Что это за редкостное существо, которое Хайдеггер выводит под именем Man? На первый взгляд, оно похоже на современные скульптуры, которые не изображают никакого определенного предмета и из полированных поверхностей которых нельзя «вычитать» никакого «особого» значения. Однако они непосредственно действительны и конкретны для восприятия. В этом смысле Хайдеггер подчеркивает, что Man —
это не абстракция, скажем, не общее понятие, которое охватывает «все Я», но оно, как ens realissimum*, желало бы иметь отношение к чему-то, что присутствует в каждом из нас. Однако Man разочаровывает тех, кто ожидает встретить в нем нечто личностное, какое-то индивидуальное значение и решающий в экзистенциальном плане смысл. Man экзистирует, но «за ним ничего не стоит». Man существует как современная нефигуративная скульптура: реально, повседневно, будучи конкретной частью мира; однако ни в какое время оно не связано ни с какой подлинной личностью, ни с каким «действительным» значением. Man есть средний род нашего Я: это Я-повседневное, а не «Я-само». Оно в известной мере представляет мою сторону, обращенную к обществу, мою заурядность. Man я имею вместе со всеми прочими людьми, это — мое общественное, публичное Я, и по отношению к нему всегда верны усредненные параметры. Как неподлинное Я, Man освобождается от излишнего груза всякой подлинности, которая имеет ярко выраженные личностные черты; по своей природе Man стремится сделать все легким и незатруднительным для себя, воспринимать все с чисто внешней стороны и придерживаться конвенционально принятойвидимости. В известном отношении оно ведет себя так и по отношению к себе самому, ведь то, что оно представляет собою «само», оно воспринимает и принимает как нечто обнаруженное среди прочих данностей. Таким образом, Man
позволяет себя понимать только как нечто несамостоятельное, в котором нет ничего от себя и только для себя одного. То, что оно представляет собой, ему говорится и задается другими; это объясняет принадлежащую к его сущности рассеянность и разбросанность; ведь оно остается растерянным и потерянным в том мире, который первоначально встречает его. Слово Хайдеггеру:Первоначально «есть» не «Я» в смысле подлинного Я, а другие — в образе Man.

» **ЧТО НУЖНО СДЕЛАТЬ**:
Перепишите отрывок о понятии Man у Хайдеггера целиком, ничего в нем не меняя. Записи никак не связаны с отрывком о понятии Man у Хайдеггера.

» **МАТЕРИАЛ**:
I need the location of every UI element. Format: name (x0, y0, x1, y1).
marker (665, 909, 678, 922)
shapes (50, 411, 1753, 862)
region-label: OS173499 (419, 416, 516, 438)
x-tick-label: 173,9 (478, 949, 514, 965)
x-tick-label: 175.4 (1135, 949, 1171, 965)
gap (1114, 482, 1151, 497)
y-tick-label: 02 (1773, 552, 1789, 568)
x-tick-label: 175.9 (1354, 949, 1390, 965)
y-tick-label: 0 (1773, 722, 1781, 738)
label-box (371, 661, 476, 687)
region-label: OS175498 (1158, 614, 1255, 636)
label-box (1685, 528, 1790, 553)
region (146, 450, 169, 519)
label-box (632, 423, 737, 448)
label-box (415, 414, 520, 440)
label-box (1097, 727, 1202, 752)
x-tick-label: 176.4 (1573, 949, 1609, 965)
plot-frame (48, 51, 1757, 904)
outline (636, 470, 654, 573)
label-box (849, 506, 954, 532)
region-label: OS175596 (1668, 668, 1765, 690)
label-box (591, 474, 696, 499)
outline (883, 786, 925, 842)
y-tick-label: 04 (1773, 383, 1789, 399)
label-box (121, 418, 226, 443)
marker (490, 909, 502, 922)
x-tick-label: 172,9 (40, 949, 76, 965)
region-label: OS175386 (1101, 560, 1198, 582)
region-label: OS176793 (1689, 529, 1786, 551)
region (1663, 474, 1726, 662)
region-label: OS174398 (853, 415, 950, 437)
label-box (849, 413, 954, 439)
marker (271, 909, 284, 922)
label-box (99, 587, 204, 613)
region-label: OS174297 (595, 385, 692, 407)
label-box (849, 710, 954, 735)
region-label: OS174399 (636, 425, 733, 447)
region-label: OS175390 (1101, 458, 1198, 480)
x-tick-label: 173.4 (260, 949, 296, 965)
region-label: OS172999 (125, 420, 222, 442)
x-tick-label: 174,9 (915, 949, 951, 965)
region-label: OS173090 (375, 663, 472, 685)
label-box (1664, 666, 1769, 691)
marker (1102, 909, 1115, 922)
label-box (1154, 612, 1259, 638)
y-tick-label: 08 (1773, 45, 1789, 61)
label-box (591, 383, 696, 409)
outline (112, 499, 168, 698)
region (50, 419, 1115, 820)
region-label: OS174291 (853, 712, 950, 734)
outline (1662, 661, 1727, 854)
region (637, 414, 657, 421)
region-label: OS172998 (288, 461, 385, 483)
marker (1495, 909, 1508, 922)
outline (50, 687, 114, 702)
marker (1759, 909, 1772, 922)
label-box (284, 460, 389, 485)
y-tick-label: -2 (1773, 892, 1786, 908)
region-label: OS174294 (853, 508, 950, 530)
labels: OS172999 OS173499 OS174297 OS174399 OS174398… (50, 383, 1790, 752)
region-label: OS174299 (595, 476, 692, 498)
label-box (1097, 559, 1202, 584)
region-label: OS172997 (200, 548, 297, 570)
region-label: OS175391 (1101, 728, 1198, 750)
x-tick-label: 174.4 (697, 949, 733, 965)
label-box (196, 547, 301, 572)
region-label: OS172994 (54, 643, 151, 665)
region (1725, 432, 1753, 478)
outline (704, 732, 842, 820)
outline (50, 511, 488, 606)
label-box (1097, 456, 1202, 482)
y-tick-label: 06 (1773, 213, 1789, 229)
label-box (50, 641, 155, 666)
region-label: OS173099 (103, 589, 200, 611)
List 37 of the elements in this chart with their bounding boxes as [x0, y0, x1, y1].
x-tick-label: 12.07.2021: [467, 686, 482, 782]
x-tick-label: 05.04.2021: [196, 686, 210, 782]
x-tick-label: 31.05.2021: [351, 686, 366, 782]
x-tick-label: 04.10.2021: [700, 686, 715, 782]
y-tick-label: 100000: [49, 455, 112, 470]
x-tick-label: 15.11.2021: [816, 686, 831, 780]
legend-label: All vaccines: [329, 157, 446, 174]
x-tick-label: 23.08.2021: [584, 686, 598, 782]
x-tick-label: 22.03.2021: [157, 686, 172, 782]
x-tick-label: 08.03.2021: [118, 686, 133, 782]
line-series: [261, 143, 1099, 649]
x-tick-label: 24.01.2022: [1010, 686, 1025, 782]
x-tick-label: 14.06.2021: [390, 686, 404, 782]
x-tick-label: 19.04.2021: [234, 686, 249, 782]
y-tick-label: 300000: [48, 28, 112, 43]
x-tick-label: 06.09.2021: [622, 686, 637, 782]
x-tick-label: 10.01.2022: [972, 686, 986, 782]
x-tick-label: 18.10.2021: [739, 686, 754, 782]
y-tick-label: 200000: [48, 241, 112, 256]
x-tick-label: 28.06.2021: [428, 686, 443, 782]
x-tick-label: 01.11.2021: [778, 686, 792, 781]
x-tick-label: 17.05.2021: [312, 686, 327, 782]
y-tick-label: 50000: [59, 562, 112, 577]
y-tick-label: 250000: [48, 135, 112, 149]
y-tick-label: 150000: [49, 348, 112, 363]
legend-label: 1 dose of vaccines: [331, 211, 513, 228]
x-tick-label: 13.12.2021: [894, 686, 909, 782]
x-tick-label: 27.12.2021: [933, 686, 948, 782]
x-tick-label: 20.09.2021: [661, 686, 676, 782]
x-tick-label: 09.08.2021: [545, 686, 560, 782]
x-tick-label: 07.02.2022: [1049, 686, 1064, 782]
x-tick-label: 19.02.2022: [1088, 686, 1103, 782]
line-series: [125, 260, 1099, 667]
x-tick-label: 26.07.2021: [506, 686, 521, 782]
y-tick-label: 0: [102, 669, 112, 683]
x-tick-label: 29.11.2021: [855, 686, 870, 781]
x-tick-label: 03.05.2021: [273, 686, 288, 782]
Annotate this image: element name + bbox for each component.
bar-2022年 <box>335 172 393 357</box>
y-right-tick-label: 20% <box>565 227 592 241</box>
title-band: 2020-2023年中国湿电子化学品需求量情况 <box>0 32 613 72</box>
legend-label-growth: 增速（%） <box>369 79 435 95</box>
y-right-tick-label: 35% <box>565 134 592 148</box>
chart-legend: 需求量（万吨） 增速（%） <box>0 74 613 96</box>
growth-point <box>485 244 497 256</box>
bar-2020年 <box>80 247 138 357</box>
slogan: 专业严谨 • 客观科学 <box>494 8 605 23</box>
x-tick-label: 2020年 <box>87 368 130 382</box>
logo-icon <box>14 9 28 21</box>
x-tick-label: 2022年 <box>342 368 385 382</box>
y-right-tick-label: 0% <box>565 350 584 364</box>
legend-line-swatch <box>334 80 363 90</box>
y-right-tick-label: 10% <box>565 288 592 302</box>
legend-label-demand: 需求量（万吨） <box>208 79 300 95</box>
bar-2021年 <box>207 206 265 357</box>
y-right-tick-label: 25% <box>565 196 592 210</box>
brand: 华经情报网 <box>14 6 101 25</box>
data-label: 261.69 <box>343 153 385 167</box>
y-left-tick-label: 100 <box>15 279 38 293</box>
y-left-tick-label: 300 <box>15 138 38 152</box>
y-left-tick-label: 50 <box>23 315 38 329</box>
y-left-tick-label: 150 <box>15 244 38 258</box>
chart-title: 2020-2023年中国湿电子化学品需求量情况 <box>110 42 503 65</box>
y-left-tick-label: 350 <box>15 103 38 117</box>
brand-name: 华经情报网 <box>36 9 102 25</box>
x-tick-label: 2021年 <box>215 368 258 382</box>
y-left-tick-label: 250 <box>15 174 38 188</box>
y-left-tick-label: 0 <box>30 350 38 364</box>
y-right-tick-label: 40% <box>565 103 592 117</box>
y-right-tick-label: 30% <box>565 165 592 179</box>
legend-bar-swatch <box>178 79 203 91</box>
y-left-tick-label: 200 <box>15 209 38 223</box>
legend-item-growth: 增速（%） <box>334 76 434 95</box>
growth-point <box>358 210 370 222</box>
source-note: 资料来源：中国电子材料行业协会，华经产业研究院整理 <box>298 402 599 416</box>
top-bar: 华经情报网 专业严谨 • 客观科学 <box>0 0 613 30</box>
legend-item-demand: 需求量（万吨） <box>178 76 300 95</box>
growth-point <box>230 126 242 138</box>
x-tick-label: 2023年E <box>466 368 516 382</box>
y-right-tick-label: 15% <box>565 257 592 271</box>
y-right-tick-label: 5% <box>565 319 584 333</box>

» **ПИСЬМЕННЫЙ ОТВЕТ**:
Что это за редкостное существо, которое Хайдеггер выводит под именем Man? На первый взгляд, оно похоже на современные скульптуры, которые не изображают никакого определенного предмета и из полированных поверхностей которых нельзя «вычитать» никакого «особого» значения. Однако они непосредственно действительны и конкретны для восприятия. В этом смысле Хайдеггер подчеркивает, что Man —
это не абстракция, скажем, не общее понятие, которое охватывает «все Я», но оно, как ens realissimum*, желало бы иметь отношение к чему-то, что присутствует в каждом из нас. Однако Man разочаровывает тех, кто ожидает встретить в нем нечто личностное, какое-то индивидуальное значение и решающий в экзистенциальном плане смысл. Man экзистирует, но «за ним ничего не стоит». Man существует как современная нефигуративная скульптура: реально, повседневно, будучи конкретной частью мира; однако ни в какое время оно не связано ни с какой подлинной личностью, ни с каким «действительным» значением. Man есть средний род нашего Я: это Я-повседневное, а не «Я-само». Оно в известной мере представляет мою сторону, обращенную к обществу, мою заурядность. Man я имею вместе со всеми прочими людьми, это — мое общественное, публичное Я, и по отношению к нему всегда верны усредненные параметры. Как неподлинное Я, Man освобождается от излишнего груза всякой подлинности, которая имеет ярко выраженные личностные черты; по своей природе Man стремится сделать все легким и незатруднительным для себя, воспринимать все с чисто внешней стороны и придерживаться конвенционально принятойвидимости. В известном отношении оно ведет себя так и по отношению к себе самому, ведь то, что оно представляет собою «само», оно воспринимает и принимает как нечто обнаруженное среди прочих данностей. Таким образом, Man
позволяет себя понимать только как нечто несамостоятельное, в котором нет ничего от себя и только для себя одного. То, что оно представляет собой, ему говорится и задается другими; это объясняет принадлежащую к его сущности рассеянность и разбросанность; ведь оно остается растерянным и потерянным в том мире, который первоначально встречает его. Слово Хайдеггеру:Первоначально «есть» не «Я» в смысле подлинного Я, а другие — в образе Man.